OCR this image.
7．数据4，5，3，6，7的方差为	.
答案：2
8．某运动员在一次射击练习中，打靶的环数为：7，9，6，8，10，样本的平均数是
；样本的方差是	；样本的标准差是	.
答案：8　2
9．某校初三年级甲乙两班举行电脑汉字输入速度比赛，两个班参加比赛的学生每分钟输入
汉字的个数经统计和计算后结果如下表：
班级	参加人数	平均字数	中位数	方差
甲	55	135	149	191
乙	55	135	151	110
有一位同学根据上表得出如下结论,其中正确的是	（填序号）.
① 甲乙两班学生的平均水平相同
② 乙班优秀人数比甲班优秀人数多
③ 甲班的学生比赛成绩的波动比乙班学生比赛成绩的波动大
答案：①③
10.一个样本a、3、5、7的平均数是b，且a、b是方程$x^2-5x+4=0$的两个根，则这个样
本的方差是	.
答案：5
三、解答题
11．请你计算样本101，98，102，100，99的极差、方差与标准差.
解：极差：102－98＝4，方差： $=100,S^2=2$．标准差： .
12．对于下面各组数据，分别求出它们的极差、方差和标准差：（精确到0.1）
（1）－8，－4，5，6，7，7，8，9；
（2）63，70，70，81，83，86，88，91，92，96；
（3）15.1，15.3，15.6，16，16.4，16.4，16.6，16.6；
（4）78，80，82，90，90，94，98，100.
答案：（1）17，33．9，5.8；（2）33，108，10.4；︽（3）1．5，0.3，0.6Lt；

---

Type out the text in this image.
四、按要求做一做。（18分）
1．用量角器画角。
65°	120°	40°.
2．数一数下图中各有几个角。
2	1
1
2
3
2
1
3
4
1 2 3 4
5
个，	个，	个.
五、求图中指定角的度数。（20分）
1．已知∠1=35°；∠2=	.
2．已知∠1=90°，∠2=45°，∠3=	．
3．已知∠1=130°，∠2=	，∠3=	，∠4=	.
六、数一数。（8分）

==

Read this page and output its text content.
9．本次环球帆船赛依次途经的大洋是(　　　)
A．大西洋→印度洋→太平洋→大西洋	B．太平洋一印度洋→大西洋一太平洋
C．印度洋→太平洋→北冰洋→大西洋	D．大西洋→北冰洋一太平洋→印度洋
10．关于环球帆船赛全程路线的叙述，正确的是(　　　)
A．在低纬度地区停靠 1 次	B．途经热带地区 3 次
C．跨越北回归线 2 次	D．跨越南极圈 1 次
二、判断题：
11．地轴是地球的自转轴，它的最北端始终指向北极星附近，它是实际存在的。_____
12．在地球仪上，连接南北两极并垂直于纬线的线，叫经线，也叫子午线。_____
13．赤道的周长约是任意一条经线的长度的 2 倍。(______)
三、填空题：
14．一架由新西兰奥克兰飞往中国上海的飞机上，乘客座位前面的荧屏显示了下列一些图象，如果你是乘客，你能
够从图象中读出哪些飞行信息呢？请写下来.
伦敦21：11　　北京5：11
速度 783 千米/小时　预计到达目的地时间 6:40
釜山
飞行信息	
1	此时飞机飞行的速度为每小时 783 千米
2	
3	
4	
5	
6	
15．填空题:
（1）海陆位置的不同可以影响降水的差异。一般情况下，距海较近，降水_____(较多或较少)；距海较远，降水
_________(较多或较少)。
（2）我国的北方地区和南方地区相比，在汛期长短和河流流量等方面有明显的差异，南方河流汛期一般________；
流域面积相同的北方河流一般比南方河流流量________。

Work required
Above are the records; copy every line in them that holds the word "this".

Written answer
OCR this image.
Type out the text in this image.
Read this page and output its text content.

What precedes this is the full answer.